# START OF RECORDS TO USE
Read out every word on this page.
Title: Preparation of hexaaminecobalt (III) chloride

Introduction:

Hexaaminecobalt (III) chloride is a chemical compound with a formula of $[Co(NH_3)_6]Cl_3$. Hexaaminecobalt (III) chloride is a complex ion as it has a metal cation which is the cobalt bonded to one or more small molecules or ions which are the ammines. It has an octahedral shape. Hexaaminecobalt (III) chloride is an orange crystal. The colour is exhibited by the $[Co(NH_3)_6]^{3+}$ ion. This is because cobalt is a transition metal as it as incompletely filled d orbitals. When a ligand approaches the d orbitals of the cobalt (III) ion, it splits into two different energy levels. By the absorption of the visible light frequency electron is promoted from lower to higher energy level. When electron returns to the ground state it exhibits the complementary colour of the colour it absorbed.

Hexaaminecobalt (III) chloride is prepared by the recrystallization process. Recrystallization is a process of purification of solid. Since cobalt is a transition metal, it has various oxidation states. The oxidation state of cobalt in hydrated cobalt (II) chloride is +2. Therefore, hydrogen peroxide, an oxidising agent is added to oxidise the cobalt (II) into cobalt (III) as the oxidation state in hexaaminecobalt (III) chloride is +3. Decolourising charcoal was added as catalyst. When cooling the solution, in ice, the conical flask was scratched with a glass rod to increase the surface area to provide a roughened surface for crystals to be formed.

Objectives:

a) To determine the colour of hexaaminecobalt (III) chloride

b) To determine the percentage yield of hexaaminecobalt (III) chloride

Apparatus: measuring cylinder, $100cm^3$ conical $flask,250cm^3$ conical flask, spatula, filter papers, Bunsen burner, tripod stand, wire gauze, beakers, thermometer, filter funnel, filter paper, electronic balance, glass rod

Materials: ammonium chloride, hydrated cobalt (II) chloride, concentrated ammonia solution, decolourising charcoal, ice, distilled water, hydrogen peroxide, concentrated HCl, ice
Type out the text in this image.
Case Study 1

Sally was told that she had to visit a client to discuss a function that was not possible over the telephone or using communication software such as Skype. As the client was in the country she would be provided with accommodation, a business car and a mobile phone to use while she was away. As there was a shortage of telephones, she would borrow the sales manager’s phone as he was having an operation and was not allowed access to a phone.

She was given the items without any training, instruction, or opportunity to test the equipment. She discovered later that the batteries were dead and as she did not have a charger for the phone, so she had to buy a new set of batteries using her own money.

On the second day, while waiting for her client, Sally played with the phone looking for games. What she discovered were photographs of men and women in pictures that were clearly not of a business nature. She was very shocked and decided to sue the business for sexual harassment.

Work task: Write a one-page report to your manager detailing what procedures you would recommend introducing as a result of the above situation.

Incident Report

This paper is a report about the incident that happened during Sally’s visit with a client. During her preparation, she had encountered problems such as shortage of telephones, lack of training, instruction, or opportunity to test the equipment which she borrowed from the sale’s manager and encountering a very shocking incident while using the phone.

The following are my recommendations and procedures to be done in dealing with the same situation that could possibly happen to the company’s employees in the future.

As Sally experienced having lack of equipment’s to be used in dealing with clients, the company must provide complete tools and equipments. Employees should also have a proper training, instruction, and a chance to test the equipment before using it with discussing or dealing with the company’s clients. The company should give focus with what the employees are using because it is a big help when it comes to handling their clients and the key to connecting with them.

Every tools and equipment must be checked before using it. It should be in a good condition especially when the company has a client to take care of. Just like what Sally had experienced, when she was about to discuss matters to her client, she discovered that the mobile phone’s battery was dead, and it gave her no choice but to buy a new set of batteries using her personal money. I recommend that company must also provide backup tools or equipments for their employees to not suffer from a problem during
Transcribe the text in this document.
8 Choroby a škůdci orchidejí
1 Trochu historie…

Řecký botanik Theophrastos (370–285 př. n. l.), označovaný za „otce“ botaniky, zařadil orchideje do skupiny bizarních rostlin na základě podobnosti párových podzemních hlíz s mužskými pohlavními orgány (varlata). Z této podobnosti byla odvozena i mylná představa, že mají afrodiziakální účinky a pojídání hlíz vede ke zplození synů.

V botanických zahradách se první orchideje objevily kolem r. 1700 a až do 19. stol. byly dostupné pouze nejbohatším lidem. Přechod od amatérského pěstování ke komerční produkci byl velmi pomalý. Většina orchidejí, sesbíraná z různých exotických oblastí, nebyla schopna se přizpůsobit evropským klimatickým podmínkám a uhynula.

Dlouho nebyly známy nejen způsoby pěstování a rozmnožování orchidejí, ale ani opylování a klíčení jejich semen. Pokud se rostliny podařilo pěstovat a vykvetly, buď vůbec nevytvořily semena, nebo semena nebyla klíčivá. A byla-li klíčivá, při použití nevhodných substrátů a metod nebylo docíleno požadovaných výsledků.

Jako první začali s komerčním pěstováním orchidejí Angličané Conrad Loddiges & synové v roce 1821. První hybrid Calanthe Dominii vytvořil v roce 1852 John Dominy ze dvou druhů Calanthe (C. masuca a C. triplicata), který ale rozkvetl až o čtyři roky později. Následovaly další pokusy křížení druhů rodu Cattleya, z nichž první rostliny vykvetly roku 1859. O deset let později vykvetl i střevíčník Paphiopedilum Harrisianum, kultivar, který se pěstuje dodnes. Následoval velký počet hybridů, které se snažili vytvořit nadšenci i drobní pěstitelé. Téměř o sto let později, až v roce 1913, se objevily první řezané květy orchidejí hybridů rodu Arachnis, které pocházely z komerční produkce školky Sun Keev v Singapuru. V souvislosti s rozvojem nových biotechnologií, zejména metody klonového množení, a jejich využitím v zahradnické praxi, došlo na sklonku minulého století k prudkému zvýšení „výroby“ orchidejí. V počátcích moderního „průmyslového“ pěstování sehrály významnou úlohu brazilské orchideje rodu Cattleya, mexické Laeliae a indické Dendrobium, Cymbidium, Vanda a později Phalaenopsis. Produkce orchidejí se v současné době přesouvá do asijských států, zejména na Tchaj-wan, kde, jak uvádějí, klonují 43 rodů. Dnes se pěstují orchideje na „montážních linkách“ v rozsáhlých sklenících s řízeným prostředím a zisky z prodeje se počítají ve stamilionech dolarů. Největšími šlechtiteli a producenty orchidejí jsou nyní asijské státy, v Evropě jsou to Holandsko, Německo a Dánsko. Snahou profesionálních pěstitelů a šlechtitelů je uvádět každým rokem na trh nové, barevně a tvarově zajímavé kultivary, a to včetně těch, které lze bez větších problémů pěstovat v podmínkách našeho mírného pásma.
# END OF RECORDS TO USE
== GOAL ==
Within the records, how many lines include "which"? The answer is the number and nothing else.

== THE COMPLETED TASK ==
2